GIVEN PROBLEM:
Here are some records; copy every line that holds the word "ESTACAS".

— begin GIVEN INFORMATION —

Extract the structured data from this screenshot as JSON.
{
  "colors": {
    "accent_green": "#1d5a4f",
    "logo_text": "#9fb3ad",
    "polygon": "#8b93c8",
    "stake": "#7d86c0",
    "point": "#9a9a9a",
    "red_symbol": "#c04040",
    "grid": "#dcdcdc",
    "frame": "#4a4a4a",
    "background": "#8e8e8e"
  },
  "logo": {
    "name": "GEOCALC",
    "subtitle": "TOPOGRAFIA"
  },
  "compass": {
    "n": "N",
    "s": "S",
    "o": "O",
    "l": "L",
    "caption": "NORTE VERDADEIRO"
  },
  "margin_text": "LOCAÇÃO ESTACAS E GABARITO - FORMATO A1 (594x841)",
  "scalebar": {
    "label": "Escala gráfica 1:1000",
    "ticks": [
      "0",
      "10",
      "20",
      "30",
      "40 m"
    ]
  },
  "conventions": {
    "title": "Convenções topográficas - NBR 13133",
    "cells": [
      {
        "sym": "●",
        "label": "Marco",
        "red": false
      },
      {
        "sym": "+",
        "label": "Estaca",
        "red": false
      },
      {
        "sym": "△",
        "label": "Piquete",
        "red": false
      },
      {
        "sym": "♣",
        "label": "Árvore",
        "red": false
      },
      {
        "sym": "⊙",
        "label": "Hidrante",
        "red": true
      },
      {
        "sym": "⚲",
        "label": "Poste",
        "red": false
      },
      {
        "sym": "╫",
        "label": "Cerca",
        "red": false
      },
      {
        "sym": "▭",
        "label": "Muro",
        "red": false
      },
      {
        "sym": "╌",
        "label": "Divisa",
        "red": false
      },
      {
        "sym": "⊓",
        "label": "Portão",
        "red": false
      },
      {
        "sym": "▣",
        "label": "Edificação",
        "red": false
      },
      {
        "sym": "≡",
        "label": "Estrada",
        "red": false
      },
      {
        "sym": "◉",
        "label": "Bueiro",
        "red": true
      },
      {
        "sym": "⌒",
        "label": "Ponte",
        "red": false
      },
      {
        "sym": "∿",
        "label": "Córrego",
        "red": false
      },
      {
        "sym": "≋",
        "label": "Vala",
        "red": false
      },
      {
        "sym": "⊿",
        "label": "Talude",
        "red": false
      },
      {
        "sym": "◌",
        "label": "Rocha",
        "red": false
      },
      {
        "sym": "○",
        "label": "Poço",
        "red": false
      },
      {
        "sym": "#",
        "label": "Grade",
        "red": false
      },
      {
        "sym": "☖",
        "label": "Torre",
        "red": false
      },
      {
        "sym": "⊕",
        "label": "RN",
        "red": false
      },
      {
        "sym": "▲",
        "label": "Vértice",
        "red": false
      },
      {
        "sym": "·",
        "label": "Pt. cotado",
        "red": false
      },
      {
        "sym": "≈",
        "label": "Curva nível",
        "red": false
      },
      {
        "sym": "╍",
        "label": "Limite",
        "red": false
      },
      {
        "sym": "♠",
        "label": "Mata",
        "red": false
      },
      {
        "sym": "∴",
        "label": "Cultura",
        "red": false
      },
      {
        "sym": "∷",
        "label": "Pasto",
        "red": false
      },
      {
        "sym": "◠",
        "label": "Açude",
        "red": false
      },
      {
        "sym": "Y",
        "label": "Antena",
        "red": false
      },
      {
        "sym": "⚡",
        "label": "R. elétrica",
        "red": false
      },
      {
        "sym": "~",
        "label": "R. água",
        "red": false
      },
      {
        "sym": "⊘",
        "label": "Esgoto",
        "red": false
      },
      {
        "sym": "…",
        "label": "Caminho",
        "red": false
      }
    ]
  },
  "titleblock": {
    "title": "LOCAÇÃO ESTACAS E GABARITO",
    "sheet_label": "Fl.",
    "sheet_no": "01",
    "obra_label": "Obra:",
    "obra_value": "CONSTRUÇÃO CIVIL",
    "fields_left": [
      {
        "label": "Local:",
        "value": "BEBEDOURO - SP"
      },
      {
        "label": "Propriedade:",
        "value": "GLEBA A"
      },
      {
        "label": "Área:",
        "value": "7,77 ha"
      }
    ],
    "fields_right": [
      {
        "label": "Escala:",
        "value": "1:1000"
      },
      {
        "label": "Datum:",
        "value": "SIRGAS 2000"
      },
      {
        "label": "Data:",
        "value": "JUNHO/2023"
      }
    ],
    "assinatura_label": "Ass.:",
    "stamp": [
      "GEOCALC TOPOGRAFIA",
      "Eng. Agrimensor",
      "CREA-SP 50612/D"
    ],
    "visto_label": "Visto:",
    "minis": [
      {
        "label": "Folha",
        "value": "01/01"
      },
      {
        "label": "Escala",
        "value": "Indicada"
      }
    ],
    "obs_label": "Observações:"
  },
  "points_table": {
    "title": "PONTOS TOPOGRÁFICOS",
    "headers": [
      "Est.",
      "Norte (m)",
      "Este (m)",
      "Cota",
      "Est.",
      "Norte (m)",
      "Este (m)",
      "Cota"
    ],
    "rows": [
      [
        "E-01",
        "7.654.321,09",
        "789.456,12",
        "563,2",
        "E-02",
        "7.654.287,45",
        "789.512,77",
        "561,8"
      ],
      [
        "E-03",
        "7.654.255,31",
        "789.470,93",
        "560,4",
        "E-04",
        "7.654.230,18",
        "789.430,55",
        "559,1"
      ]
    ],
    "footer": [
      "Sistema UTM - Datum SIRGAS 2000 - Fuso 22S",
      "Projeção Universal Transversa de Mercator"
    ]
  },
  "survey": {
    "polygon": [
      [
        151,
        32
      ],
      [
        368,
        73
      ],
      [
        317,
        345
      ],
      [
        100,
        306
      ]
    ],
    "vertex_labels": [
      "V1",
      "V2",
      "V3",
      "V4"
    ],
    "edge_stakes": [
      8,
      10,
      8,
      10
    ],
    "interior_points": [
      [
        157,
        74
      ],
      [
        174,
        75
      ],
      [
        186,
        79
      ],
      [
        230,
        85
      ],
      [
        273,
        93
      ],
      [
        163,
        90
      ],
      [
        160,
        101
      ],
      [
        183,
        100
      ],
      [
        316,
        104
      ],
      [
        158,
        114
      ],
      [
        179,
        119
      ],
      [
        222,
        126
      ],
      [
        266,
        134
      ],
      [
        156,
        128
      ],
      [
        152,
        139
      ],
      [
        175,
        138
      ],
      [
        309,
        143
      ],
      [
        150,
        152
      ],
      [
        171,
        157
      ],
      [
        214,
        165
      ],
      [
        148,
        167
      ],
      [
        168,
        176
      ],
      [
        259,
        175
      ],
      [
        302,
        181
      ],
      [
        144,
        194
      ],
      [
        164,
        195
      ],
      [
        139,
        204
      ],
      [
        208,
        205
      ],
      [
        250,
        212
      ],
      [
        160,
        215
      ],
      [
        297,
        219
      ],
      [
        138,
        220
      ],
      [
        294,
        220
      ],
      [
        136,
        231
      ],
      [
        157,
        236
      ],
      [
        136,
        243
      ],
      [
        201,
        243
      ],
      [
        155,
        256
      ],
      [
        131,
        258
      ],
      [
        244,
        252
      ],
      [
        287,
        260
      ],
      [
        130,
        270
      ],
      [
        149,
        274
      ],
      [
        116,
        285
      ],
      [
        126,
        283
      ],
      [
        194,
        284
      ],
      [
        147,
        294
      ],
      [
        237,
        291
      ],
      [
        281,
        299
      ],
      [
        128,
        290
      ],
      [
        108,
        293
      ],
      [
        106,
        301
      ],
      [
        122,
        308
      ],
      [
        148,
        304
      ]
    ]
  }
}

— end GIVEN INFORMATION —

ANSWER FOR THIS EXERCISE:
  "margin_text": "LOCAÇÃO ESTACAS E GABARITO - FORMATO A1 (594x841)",
    "title": "LOCAÇÃO ESTACAS E GABARITO",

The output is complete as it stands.